(INSTRUCTIONS FOR THE TASK) Print all of the data exactly.

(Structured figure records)

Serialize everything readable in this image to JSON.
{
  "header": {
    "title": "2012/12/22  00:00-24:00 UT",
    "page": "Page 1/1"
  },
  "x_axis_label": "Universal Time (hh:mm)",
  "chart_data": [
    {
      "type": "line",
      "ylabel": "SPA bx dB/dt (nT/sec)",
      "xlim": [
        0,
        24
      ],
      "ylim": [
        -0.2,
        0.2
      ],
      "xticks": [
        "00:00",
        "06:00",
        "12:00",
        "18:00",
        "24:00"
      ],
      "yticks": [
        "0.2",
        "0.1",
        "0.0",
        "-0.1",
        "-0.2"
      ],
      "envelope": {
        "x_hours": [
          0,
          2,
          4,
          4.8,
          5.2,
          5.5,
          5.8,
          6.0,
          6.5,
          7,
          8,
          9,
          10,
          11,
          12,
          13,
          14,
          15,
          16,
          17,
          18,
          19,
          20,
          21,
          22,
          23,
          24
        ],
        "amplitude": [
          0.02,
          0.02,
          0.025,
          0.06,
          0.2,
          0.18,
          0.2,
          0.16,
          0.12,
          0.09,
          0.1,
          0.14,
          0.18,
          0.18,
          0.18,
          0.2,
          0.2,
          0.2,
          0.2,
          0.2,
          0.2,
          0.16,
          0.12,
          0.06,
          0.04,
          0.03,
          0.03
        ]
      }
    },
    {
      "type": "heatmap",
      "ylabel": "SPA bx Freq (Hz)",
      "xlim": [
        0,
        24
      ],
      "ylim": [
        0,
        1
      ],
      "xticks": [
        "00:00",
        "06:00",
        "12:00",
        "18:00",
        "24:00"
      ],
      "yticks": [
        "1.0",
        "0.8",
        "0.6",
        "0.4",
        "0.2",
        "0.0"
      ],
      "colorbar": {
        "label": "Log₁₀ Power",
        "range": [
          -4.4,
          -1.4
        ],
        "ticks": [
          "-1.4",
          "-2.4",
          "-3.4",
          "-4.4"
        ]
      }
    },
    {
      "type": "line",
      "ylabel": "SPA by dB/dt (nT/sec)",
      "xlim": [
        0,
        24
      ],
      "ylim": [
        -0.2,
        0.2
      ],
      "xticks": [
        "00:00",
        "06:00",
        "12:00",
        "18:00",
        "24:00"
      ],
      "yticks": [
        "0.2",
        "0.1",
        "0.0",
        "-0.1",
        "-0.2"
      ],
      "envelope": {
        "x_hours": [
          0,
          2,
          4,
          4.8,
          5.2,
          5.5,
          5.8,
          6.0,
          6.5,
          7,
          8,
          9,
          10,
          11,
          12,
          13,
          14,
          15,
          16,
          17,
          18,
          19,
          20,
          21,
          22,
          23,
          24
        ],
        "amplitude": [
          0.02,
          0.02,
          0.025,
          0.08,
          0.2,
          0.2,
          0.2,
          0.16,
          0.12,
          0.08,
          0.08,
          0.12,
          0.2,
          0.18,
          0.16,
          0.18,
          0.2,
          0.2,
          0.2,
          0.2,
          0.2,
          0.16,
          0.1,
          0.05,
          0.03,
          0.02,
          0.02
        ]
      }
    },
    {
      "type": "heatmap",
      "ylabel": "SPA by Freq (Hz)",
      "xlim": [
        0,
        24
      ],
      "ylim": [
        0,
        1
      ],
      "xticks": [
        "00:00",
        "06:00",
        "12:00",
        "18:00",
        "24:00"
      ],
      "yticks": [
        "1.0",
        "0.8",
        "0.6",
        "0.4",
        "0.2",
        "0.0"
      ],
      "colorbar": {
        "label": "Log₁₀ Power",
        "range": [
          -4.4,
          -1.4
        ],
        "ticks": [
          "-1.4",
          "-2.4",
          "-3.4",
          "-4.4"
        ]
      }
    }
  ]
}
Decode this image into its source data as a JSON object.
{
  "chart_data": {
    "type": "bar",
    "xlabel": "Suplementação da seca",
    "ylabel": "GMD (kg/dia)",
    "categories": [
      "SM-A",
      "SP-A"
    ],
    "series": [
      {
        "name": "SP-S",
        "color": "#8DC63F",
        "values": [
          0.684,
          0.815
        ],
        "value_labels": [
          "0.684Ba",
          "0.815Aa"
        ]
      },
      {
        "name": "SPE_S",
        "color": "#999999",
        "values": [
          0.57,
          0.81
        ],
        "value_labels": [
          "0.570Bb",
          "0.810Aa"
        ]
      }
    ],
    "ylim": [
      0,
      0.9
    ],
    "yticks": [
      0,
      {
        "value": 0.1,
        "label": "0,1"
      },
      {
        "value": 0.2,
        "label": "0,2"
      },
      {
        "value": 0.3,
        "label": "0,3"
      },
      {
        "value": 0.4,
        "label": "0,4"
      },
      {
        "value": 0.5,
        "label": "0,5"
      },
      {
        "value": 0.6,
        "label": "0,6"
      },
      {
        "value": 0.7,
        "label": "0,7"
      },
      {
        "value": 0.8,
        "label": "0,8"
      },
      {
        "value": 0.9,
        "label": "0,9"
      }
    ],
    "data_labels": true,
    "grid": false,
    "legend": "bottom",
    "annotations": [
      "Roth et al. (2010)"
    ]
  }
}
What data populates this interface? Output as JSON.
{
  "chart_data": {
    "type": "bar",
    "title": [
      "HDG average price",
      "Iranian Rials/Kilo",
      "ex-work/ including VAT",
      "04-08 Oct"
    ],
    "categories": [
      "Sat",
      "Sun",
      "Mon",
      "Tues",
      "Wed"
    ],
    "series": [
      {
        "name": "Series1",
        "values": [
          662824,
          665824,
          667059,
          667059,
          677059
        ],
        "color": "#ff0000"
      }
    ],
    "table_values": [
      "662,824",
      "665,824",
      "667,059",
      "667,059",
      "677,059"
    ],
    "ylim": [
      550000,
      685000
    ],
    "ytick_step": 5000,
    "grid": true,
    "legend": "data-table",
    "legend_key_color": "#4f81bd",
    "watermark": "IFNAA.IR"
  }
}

(RESPONSE TO THE TASK)
Serialize everything readable in this image to JSON.
{
  "header": {
    "title": "2012/12/22  00:00-24:00 UT",
    "page": "Page 1/1"
  },
  "x_axis_label": "Universal Time (hh:mm)",
  "chart_data": [
    {
      "type": "line",
      "ylabel": "SPA bx dB/dt (nT/sec)",
      "xlim": [
        0,
        24
      ],
      "ylim": [
        -0.2,
        0.2
      ],
      "xticks": [
        "00:00",
        "06:00",
        "12:00",
        "18:00",
        "24:00"
      ],
      "yticks": [
        "0.2",
        "0.1",
        "0.0",
        "-0.1",
        "-0.2"
      ],
      "envelope": {
        "x_hours": [
          0,
          2,
          4,
          4.8,
          5.2,
          5.5,
          5.8,
          6.0,
          6.5,
          7,
          8,
          9,
          10,
          11,
          12,
          13,
          14,
          15,
          16,
          17,
          18,
          19,
          20,
          21,
          22,
          23,
          24
        ],
        "amplitude": [
          0.02,
          0.02,
          0.025,
          0.06,
          0.2,
          0.18,
          0.2,
          0.16,
          0.12,
          0.09,
          0.1,
          0.14,
          0.18,
          0.18,
          0.18,
          0.2,
          0.2,
          0.2,
          0.2,
          0.2,
          0.2,
          0.16,
          0.12,
          0.06,
          0.04,
          0.03,
          0.03
        ]
      }
    },
    {
      "type": "heatmap",
      "ylabel": "SPA bx Freq (Hz)",
      "xlim": [
        0,
        24
      ],
      "ylim": [
        0,
        1
      ],
      "xticks": [
        "00:00",
        "06:00",
        "12:00",
        "18:00",
        "24:00"
      ],
      "yticks": [
        "1.0",
        "0.8",
        "0.6",
        "0.4",
        "0.2",
        "0.0"
      ],
      "colorbar": {
        "label": "Log₁₀ Power",
        "range": [
          -4.4,
          -1.4
        ],
        "ticks": [
          "-1.4",
          "-2.4",
          "-3.4",
          "-4.4"
        ]
      }
    },
    {
      "type": "line",
      "ylabel": "SPA by dB/dt (nT/sec)",
      "xlim": [
        0,
        24
      ],
      "ylim": [
        -0.2,
        0.2
      ],
      "xticks": [
        "00:00",
        "06:00",
        "12:00",
        "18:00",
        "24:00"
      ],
      "yticks": [
        "0.2",
        "0.1",
        "0.0",
        "-0.1",
        "-0.2"
      ],
      "envelope": {
        "x_hours": [
          0,
          2,
          4,
          4.8,
          5.2,
          5.5,
          5.8,
          6.0,
          6.5,
          7,
          8,
          9,
          10,
          11,
          12,
          13,
          14,
          15,
          16,
          17,
          18,
          19,
          20,
          21,
          22,
          23,
          24
        ],
        "amplitude": [
          0.02,
          0.02,
          0.025,
          0.08,
          0.2,
          0.2,
          0.2,
          0.16,
          0.12,
          0.08,
          0.08,
          0.12,
          0.2,
          0.18,
          0.16,
          0.18,
          0.2,
          0.2,
          0.2,
          0.2,
          0.2,
          0.16,
          0.1,
          0.05,
          0.03,
          0.02,
          0.02
        ]
      }
    },
    {
      "type": "heatmap",
      "ylabel": "SPA by Freq (Hz)",
      "xlim": [
        0,
        24
      ],
      "ylim": [
        0,
        1
      ],
      "xticks": [
        "00:00",
        "06:00",
        "12:00",
        "18:00",
        "24:00"
      ],
      "yticks": [
        "1.0",
        "0.8",
        "0.6",
        "0.4",
        "0.2",
        "0.0"
      ],
      "colorbar": {
        "label": "Log₁₀ Power",
        "range": [
          -4.4,
          -1.4
        ],
        "ticks": [
          "-1.4",
          "-2.4",
          "-3.4",
          "-4.4"
        ]
      }
    }
  ]
}
Decode this image into its source data as a JSON object.
{
  "chart_data": {
    "type": "bar",
    "xlabel": "Suplementação da seca",
    "ylabel": "GMD (kg/dia)",
    "categories": [
      "SM-A",
      "SP-A"
    ],
    "series": [
      {
        "name": "SP-S",
        "color": "#8DC63F",
        "values": [
          0.684,
          0.815
        ],
        "value_labels": [
          "0.684Ba",
          "0.815Aa"
        ]
      },
      {
        "name": "SPE_S",
        "color": "#999999",
        "values": [
          0.57,
          0.81
        ],
        "value_labels": [
          "0.570Bb",
          "0.810Aa"
        ]
      }
    ],
    "ylim": [
      0,
      0.9
    ],
    "yticks": [
      0,
      {
        "value": 0.1,
        "label": "0,1"
      },
      {
        "value": 0.2,
        "label": "0,2"
      },
      {
        "value": 0.3,
        "label": "0,3"
      },
      {
        "value": 0.4,
        "label": "0,4"
      },
      {
        "value": 0.5,
        "label": "0,5"
      },
      {
        "value": 0.6,
        "label": "0,6"
      },
      {
        "value": 0.7,
        "label": "0,7"
      },
      {
        "value": 0.8,
        "label": "0,8"
      },
      {
        "value": 0.9,
        "label": "0,9"
      }
    ],
    "data_labels": true,
    "grid": false,
    "legend": "bottom",
    "annotations": [
      "Roth et al. (2010)"
    ]
  }
}
What data populates this interface? Output as JSON.
{
  "chart_data": {
    "type": "bar",
    "title": [
      "HDG average price",
      "Iranian Rials/Kilo",
      "ex-work/ including VAT",
      "04-08 Oct"
    ],
    "categories": [
      "Sat",
      "Sun",
      "Mon",
      "Tues",
      "Wed"
    ],
    "series": [
      {
        "name": "Series1",
        "values": [
          662824,
          665824,
          667059,
          667059,
          677059
        ],
        "color": "#ff0000"
      }
    ],
    "table_values": [
      "662,824",
      "665,824",
      "667,059",
      "667,059",
      "677,059"
    ],
    "ylim": [
      550000,
      685000
    ],
    "ytick_step": 5000,
    "grid": true,
    "legend": "data-table",
    "legend_key_color": "#4f81bd",
    "watermark": "IFNAA.IR"
  }
}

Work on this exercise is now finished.